# Exercise
Rewrite the entries below, changing every "sketch-label" to "handwritten-label" and leaving all other text unchanged.

# Material provided
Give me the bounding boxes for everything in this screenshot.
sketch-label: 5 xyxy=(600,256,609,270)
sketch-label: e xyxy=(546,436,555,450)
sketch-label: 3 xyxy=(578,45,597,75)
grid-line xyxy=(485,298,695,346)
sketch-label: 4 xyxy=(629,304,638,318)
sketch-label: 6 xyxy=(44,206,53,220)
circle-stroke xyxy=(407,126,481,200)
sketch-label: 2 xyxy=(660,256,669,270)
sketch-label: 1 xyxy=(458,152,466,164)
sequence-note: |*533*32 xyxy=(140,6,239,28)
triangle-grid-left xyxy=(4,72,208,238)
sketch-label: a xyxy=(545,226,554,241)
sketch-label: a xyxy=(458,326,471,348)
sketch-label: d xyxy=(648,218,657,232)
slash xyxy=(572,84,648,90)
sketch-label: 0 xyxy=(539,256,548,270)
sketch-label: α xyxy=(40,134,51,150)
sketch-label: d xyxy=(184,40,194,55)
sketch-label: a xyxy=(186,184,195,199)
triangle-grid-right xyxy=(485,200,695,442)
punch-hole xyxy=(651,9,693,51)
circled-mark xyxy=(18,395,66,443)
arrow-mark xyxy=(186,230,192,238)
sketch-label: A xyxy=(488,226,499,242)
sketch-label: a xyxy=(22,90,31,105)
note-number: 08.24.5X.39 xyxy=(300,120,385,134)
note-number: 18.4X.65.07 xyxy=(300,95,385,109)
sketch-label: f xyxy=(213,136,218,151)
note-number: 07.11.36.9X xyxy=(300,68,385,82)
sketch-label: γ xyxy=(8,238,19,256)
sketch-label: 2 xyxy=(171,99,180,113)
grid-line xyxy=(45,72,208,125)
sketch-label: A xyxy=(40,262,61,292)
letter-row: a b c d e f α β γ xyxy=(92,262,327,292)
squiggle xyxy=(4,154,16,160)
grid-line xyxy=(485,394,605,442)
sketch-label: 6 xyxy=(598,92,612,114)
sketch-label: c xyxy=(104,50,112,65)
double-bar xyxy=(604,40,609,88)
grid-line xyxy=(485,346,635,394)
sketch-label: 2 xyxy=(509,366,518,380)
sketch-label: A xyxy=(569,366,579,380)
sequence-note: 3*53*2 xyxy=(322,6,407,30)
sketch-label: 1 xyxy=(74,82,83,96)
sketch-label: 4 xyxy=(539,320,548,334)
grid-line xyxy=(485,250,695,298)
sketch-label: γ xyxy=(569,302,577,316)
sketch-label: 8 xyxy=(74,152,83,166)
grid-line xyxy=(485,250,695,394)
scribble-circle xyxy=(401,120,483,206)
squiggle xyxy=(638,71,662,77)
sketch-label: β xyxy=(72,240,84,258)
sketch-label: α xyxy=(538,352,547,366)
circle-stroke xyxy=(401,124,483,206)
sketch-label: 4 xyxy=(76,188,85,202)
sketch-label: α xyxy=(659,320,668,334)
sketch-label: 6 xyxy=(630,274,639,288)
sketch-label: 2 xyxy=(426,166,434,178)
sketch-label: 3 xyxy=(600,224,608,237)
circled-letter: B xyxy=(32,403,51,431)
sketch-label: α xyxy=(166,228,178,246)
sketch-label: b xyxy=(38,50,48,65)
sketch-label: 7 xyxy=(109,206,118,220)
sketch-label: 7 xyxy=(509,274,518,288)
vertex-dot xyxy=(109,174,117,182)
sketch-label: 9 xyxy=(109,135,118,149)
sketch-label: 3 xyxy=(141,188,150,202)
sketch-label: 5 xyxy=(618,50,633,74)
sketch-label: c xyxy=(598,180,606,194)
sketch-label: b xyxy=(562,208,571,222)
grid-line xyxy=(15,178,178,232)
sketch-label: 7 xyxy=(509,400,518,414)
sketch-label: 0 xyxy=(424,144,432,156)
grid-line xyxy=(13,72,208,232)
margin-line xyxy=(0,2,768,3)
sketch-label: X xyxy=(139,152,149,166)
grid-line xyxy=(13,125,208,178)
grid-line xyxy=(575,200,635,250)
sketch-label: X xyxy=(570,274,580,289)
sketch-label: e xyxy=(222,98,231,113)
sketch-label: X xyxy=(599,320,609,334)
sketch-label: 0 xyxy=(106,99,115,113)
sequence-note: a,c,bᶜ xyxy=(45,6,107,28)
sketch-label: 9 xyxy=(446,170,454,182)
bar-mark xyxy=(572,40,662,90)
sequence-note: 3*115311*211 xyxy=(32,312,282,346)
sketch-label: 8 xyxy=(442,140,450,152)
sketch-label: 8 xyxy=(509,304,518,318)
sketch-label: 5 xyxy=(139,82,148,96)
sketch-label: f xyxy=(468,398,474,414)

# Answer to the task
Give me the bounding boxes for everything in this screenshot.
handwritten-label: 5 xyxy=(600,256,609,270)
handwritten-label: e xyxy=(546,436,555,450)
handwritten-label: 3 xyxy=(578,45,597,75)
grid-line xyxy=(485,298,695,346)
handwritten-label: 4 xyxy=(629,304,638,318)
handwritten-label: 6 xyxy=(44,206,53,220)
circle-stroke xyxy=(407,126,481,200)
handwritten-label: 2 xyxy=(660,256,669,270)
handwritten-label: 1 xyxy=(458,152,466,164)
sequence-note: |*533*32 xyxy=(140,6,239,28)
triangle-grid-left xyxy=(4,72,208,238)
handwritten-label: a xyxy=(545,226,554,241)
handwritten-label: a xyxy=(458,326,471,348)
handwritten-label: d xyxy=(648,218,657,232)
slash xyxy=(572,84,648,90)
handwritten-label: 0 xyxy=(539,256,548,270)
handwritten-label: α xyxy=(40,134,51,150)
handwritten-label: d xyxy=(184,40,194,55)
handwritten-label: a xyxy=(186,184,195,199)
triangle-grid-right xyxy=(485,200,695,442)
punch-hole xyxy=(651,9,693,51)
circled-mark xyxy=(18,395,66,443)
arrow-mark xyxy=(186,230,192,238)
handwritten-label: A xyxy=(488,226,499,242)
handwritten-label: a xyxy=(22,90,31,105)
note-number: 08.24.5X.39 xyxy=(300,120,385,134)
note-number: 18.4X.65.07 xyxy=(300,95,385,109)
handwritten-label: f xyxy=(213,136,218,151)
note-number: 07.11.36.9X xyxy=(300,68,385,82)
handwritten-label: γ xyxy=(8,238,19,256)
handwritten-label: 2 xyxy=(171,99,180,113)
grid-line xyxy=(45,72,208,125)
handwritten-label: A xyxy=(40,262,61,292)
letter-row: a b c d e f α β γ xyxy=(92,262,327,292)
squiggle xyxy=(4,154,16,160)
grid-line xyxy=(485,394,605,442)
handwritten-label: 6 xyxy=(598,92,612,114)
handwritten-label: c xyxy=(104,50,112,65)
double-bar xyxy=(604,40,609,88)
grid-line xyxy=(485,346,635,394)
handwritten-label: 2 xyxy=(509,366,518,380)
handwritten-label: A xyxy=(569,366,579,380)
sequence-note: 3*53*2 xyxy=(322,6,407,30)
handwritten-label: 1 xyxy=(74,82,83,96)
handwritten-label: 4 xyxy=(539,320,548,334)
grid-line xyxy=(485,250,695,298)
handwritten-label: γ xyxy=(569,302,577,316)
handwritten-label: 8 xyxy=(74,152,83,166)
grid-line xyxy=(485,250,695,394)
scribble-circle xyxy=(401,120,483,206)
squiggle xyxy=(638,71,662,77)
handwritten-label: β xyxy=(72,240,84,258)
handwritten-label: α xyxy=(538,352,547,366)
circle-stroke xyxy=(401,124,483,206)
handwritten-label: 4 xyxy=(76,188,85,202)
handwritten-label: α xyxy=(659,320,668,334)
handwritten-label: 6 xyxy=(630,274,639,288)
handwritten-label: 2 xyxy=(426,166,434,178)
handwritten-label: 3 xyxy=(600,224,608,237)
circled-letter: B xyxy=(32,403,51,431)
handwritten-label: α xyxy=(166,228,178,246)
handwritten-label: b xyxy=(38,50,48,65)
handwritten-label: 7 xyxy=(109,206,118,220)
handwritten-label: 7 xyxy=(509,274,518,288)
vertex-dot xyxy=(109,174,117,182)
handwritten-label: 9 xyxy=(109,135,118,149)
handwritten-label: 3 xyxy=(141,188,150,202)
handwritten-label: 5 xyxy=(618,50,633,74)
handwritten-label: c xyxy=(598,180,606,194)
handwritten-label: b xyxy=(562,208,571,222)
grid-line xyxy=(15,178,178,232)
handwritten-label: 7 xyxy=(509,400,518,414)
handwritten-label: 0 xyxy=(424,144,432,156)
grid-line xyxy=(13,72,208,232)
margin-line xyxy=(0,2,768,3)
handwritten-label: X xyxy=(139,152,149,166)
grid-line xyxy=(13,125,208,178)
grid-line xyxy=(575,200,635,250)
handwritten-label: X xyxy=(570,274,580,289)
handwritten-label: e xyxy=(222,98,231,113)
handwritten-label: X xyxy=(599,320,609,334)
handwritten-label: 0 xyxy=(106,99,115,113)
sequence-note: a,c,bᶜ xyxy=(45,6,107,28)
handwritten-label: 9 xyxy=(446,170,454,182)
bar-mark xyxy=(572,40,662,90)
sequence-note: 3*115311*211 xyxy=(32,312,282,346)
handwritten-label: 8 xyxy=(442,140,450,152)
handwritten-label: 8 xyxy=(509,304,518,318)
handwritten-label: 5 xyxy=(139,82,148,96)
handwritten-label: f xyxy=(468,398,474,414)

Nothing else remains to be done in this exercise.